Search the material for "JSON" and show all lines that contain it.

****************

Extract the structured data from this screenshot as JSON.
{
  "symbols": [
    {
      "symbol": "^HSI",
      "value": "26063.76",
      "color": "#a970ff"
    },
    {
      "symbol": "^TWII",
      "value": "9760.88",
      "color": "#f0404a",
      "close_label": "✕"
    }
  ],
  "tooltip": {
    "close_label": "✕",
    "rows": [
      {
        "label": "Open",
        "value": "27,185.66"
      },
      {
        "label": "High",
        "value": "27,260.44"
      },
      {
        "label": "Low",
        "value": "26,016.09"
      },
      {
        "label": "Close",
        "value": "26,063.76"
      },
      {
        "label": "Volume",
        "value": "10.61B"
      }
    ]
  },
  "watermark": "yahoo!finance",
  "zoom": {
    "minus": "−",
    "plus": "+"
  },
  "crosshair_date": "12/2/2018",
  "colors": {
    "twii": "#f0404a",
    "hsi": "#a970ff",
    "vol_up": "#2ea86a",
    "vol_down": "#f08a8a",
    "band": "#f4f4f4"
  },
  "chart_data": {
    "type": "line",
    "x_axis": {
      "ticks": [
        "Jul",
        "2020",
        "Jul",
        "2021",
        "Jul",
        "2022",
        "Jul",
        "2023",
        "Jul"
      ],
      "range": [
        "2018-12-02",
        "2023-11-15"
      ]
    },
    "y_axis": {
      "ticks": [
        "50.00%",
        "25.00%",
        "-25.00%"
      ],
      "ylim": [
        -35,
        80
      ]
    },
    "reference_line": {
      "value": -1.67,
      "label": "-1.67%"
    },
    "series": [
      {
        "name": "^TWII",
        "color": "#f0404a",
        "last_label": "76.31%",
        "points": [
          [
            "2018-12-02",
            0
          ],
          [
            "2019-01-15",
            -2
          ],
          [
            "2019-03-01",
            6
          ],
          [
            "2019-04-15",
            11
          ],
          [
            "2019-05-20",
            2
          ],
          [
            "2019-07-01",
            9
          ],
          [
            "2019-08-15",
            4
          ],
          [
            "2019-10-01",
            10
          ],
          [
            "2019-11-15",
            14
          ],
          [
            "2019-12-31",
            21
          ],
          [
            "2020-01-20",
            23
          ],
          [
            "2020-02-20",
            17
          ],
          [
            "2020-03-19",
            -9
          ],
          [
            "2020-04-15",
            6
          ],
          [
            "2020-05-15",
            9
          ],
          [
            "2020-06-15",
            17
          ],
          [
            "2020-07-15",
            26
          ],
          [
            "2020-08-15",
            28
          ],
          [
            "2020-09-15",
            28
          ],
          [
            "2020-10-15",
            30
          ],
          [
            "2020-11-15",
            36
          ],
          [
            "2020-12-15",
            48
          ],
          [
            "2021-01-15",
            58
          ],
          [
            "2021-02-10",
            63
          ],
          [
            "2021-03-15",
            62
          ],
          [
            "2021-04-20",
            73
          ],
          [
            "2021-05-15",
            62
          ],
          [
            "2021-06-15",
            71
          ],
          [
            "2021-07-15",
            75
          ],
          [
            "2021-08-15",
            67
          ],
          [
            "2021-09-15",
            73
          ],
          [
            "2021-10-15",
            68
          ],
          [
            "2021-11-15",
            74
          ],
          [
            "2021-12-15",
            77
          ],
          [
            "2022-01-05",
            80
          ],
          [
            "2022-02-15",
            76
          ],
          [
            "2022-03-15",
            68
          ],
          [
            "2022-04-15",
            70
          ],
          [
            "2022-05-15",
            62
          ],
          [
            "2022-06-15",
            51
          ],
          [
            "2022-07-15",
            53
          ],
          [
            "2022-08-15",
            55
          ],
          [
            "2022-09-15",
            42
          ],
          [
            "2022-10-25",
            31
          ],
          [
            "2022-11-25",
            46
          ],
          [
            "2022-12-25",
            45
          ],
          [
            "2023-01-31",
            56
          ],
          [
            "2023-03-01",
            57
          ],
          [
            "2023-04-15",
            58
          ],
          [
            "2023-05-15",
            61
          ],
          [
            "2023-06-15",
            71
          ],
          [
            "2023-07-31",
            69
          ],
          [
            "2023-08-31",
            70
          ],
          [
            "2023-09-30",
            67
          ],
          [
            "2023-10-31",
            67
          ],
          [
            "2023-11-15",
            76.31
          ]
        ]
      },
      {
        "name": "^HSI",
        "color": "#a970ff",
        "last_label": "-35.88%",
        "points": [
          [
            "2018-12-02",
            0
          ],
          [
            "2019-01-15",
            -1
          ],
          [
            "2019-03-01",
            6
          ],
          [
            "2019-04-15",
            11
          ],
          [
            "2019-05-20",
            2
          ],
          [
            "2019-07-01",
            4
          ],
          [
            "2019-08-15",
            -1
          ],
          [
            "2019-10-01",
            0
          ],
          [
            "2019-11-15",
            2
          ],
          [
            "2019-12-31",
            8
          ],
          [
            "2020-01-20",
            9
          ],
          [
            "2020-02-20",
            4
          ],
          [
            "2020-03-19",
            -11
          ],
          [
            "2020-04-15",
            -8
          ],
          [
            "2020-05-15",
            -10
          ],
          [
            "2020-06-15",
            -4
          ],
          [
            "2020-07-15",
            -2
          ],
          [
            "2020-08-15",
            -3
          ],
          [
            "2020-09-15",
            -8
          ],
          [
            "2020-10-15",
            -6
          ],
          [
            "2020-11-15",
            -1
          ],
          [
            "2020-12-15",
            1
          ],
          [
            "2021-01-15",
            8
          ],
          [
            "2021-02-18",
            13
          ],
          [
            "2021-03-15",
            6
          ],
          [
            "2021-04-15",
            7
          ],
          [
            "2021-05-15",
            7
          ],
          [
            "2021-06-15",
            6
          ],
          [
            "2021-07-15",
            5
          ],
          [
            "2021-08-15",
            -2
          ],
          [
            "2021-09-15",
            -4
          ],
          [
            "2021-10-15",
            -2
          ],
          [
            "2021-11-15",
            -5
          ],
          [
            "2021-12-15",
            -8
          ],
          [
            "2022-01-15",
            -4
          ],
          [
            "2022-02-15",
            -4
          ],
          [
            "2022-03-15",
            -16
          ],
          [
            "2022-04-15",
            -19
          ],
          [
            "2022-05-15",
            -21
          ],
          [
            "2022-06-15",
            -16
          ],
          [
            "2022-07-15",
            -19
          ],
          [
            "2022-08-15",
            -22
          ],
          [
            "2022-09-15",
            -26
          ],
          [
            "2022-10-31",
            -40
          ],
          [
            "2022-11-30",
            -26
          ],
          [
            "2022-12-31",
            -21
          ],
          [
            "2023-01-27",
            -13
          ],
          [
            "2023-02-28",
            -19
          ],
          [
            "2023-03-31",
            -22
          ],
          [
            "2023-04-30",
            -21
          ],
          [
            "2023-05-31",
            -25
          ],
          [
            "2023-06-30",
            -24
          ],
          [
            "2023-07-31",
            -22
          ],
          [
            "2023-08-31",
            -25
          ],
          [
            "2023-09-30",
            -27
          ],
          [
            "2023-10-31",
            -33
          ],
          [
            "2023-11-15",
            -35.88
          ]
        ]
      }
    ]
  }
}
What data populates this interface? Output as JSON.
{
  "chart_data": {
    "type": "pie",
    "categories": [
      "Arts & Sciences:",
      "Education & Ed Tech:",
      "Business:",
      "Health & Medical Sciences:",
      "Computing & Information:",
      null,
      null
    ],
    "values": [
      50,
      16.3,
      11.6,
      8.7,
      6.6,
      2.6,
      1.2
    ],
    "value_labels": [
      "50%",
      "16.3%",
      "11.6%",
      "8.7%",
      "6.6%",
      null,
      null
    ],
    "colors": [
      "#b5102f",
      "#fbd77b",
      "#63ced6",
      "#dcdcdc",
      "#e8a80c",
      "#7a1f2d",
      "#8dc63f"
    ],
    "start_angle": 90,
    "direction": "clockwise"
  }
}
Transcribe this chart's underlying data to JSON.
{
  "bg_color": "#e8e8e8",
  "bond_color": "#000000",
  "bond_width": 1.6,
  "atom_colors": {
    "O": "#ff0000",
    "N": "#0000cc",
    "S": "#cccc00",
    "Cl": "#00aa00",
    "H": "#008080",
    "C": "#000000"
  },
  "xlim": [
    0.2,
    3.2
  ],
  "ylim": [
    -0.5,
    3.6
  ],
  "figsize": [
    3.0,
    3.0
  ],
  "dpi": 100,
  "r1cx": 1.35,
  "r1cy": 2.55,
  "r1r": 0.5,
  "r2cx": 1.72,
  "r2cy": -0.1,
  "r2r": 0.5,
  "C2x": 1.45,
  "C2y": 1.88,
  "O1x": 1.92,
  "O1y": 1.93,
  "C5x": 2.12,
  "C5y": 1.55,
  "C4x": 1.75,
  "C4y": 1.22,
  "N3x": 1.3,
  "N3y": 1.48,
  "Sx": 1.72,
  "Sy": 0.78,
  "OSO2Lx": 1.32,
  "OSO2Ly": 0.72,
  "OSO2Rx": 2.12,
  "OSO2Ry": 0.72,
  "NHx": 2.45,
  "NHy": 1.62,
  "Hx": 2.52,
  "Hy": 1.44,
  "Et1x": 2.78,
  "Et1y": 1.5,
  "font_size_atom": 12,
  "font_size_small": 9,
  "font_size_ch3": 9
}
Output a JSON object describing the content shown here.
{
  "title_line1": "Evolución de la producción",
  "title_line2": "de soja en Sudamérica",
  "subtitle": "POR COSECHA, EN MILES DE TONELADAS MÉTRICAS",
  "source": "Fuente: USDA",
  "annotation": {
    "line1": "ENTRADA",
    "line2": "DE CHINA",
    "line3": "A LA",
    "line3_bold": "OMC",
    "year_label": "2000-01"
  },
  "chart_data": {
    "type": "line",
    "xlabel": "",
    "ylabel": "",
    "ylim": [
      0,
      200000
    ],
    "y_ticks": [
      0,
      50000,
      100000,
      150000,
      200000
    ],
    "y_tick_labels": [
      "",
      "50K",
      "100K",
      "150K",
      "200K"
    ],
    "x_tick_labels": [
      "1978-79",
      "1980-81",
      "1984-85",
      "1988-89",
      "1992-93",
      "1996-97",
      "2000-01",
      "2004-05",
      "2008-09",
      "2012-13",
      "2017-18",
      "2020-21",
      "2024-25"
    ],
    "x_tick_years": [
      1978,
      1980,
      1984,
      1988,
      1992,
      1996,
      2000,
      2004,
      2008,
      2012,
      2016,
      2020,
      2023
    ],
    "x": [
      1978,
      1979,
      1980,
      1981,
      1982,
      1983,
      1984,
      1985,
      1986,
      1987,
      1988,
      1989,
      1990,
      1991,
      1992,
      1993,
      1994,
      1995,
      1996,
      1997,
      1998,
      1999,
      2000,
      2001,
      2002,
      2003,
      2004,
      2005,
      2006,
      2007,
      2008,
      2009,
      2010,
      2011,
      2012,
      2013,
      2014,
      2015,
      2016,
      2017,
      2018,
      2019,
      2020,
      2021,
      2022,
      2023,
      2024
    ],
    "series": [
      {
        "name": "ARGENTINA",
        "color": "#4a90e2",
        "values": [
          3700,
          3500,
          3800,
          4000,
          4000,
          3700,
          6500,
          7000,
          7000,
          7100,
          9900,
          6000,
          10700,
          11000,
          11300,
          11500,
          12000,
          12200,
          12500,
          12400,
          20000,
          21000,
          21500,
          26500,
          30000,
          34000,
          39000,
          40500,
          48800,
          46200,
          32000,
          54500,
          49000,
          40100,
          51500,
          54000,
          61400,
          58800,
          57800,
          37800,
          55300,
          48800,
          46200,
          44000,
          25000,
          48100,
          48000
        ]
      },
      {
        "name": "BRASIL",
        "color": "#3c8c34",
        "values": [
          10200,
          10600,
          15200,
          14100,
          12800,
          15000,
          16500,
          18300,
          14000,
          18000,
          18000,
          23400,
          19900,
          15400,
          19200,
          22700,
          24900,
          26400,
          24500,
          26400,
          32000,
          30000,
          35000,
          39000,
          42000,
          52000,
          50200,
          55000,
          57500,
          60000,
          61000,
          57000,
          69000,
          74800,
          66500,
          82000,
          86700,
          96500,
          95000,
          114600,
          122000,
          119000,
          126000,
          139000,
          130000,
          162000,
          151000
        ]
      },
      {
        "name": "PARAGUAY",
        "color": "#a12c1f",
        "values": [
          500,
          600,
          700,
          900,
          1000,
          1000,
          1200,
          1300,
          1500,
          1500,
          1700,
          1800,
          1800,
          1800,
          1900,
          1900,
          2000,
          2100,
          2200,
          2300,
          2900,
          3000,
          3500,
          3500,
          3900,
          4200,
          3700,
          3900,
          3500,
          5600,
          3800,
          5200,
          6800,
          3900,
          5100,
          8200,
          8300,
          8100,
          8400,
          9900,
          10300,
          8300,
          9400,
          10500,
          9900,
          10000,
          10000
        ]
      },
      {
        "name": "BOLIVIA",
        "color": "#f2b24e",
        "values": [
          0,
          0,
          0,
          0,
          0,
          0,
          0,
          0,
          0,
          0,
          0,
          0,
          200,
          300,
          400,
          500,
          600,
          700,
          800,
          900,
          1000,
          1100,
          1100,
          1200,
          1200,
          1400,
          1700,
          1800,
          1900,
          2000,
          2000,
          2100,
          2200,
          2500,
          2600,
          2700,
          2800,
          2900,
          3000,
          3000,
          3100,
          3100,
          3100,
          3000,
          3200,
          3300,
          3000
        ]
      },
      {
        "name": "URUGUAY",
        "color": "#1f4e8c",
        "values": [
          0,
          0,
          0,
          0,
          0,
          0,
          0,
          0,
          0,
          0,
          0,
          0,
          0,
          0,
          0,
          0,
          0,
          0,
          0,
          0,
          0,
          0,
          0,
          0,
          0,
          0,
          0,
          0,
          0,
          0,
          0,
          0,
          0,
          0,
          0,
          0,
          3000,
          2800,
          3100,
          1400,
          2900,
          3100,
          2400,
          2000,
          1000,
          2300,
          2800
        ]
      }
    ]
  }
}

****************

### TASK ANSWER
Extract the structured data from this screenshot as JSON.
What data populates this interface? Output as JSON.
Transcribe this chart's underlying data to JSON.
Output a JSON object describing the content shown here.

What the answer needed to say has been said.